*MATERIAL FOR THIS TASK*:
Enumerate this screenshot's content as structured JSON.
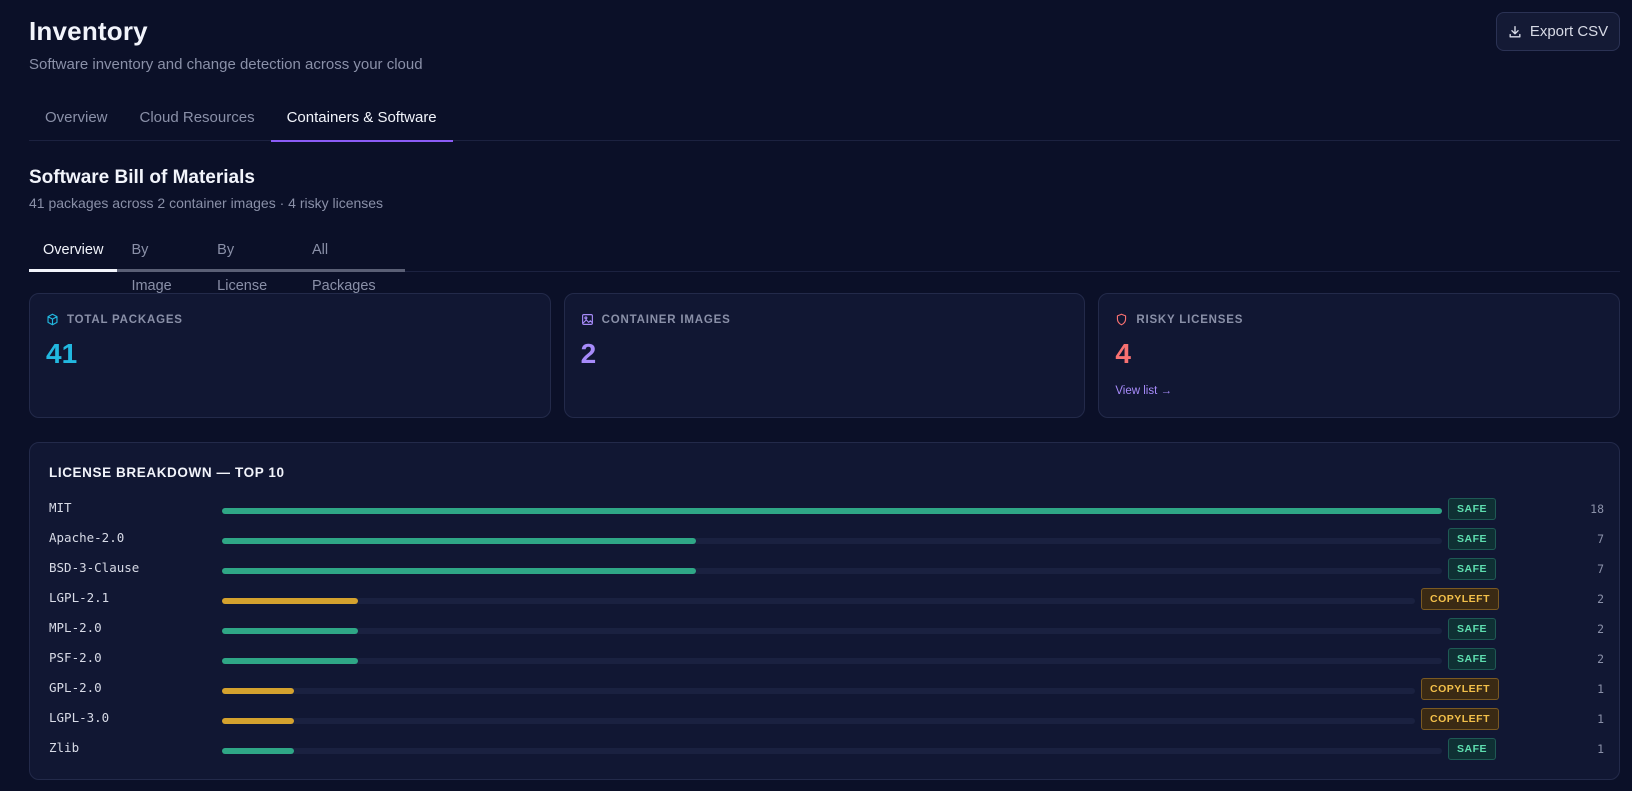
{
  "header": {
    "title": "Inventory",
    "subtitle": "Software inventory and change detection across your cloud",
    "export_label": "Export CSV"
  },
  "top_tabs": [
    {
      "label": "Overview",
      "active": false
    },
    {
      "label": "Cloud Resources",
      "active": false
    },
    {
      "label": "Containers & Software",
      "active": true
    }
  ],
  "section": {
    "title": "Software Bill of Materials",
    "subtitle": "41 packages across 2 container images · 4 risky licenses"
  },
  "sub_tabs": [
    {
      "label": "Overview",
      "active": true
    },
    {
      "label": "By Image",
      "active": false
    },
    {
      "label": "By License",
      "active": false
    },
    {
      "label": "All Packages",
      "active": false
    }
  ],
  "cards": {
    "total_packages": {
      "label": "TOTAL PACKAGES",
      "value": "41",
      "color": "#22b8e0",
      "icon": "cube-icon"
    },
    "container_images": {
      "label": "CONTAINER IMAGES",
      "value": "2",
      "color": "#a78bfa",
      "icon": "image-icon"
    },
    "risky_licenses": {
      "label": "RISKY LICENSES",
      "value": "4",
      "color": "#f87171",
      "icon": "shield-icon",
      "link": "View list →"
    }
  },
  "license_breakdown": {
    "title": "LICENSE BREAKDOWN — TOP 10",
    "max_count": 18,
    "colors": {
      "safe": "#2fa786",
      "copyleft": "#d4a22e"
    },
    "rows": [
      {
        "name": "MIT",
        "count": 18,
        "badge": "SAFE",
        "kind": "safe"
      },
      {
        "name": "Apache-2.0",
        "count": 7,
        "badge": "SAFE",
        "kind": "safe"
      },
      {
        "name": "BSD-3-Clause",
        "count": 7,
        "badge": "SAFE",
        "kind": "safe"
      },
      {
        "name": "LGPL-2.1",
        "count": 2,
        "badge": "COPYLEFT",
        "kind": "copyleft"
      },
      {
        "name": "MPL-2.0",
        "count": 2,
        "badge": "SAFE",
        "kind": "safe"
      },
      {
        "name": "PSF-2.0",
        "count": 2,
        "badge": "SAFE",
        "kind": "safe"
      },
      {
        "name": "GPL-2.0",
        "count": 1,
        "badge": "COPYLEFT",
        "kind": "copyleft"
      },
      {
        "name": "LGPL-3.0",
        "count": 1,
        "badge": "COPYLEFT",
        "kind": "copyleft"
      },
      {
        "name": "Zlib",
        "count": 1,
        "badge": "SAFE",
        "kind": "safe"
      }
    ]
  }
}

*TASK DESCRIPTION*:
Restate each entry word for word, please, but drop any images it holds.

*RESPONSE*:
Enumerate this screenshot's content as structured JSON.
{
  "header": {
    "title": "Inventory",
    "subtitle": "Software inventory and change detection across your cloud",
    "export_label": "Export CSV"
  },
  "top_tabs": [
    {
      "label": "Overview",
      "active": false
    },
    {
      "label": "Cloud Resources",
      "active": false
    },
    {
      "label": "Containers & Software",
      "active": true
    }
  ],
  "section": {
    "title": "Software Bill of Materials",
    "subtitle": "41 packages across 2 container images · 4 risky licenses"
  },
  "sub_tabs": [
    {
      "label": "Overview",
      "active": true
    },
    {
      "label": "By Image",
      "active": false
    },
    {
      "label": "By License",
      "active": false
    },
    {
      "label": "All Packages",
      "active": false
    }
  ],
  "cards": {
    "total_packages": {
      "label": "TOTAL PACKAGES",
      "value": "41",
      "color": "#22b8e0",
      "icon": "cube-icon"
    },
    "container_images": {
      "label": "CONTAINER IMAGES",
      "value": "2",
      "color": "#a78bfa",
      "icon": "image-icon"
    },
    "risky_licenses": {
      "label": "RISKY LICENSES",
      "value": "4",
      "color": "#f87171",
      "icon": "shield-icon",
      "link": "View list →"
    }
  },
  "license_breakdown": {
    "title": "LICENSE BREAKDOWN — TOP 10",
    "max_count": 18,
    "colors": {
      "safe": "#2fa786",
      "copyleft": "#d4a22e"
    },
    "rows": [
      {
        "name": "MIT",
        "count": 18,
        "badge": "SAFE",
        "kind": "safe"
      },
      {
        "name": "Apache-2.0",
        "count": 7,
        "badge": "SAFE",
        "kind": "safe"
      },
      {
        "name": "BSD-3-Clause",
        "count": 7,
        "badge": "SAFE",
        "kind": "safe"
      },
      {
        "name": "LGPL-2.1",
        "count": 2,
        "badge": "COPYLEFT",
        "kind": "copyleft"
      },
      {
        "name": "MPL-2.0",
        "count": 2,
        "badge": "SAFE",
        "kind": "safe"
      },
      {
        "name": "PSF-2.0",
        "count": 2,
        "badge": "SAFE",
        "kind": "safe"
      },
      {
        "name": "GPL-2.0",
        "count": 1,
        "badge": "COPYLEFT",
        "kind": "copyleft"
      },
      {
        "name": "LGPL-3.0",
        "count": 1,
        "badge": "COPYLEFT",
        "kind": "copyleft"
      },
      {
        "name": "Zlib",
        "count": 1,
        "badge": "SAFE",
        "kind": "safe"
      }
    ]
  }
}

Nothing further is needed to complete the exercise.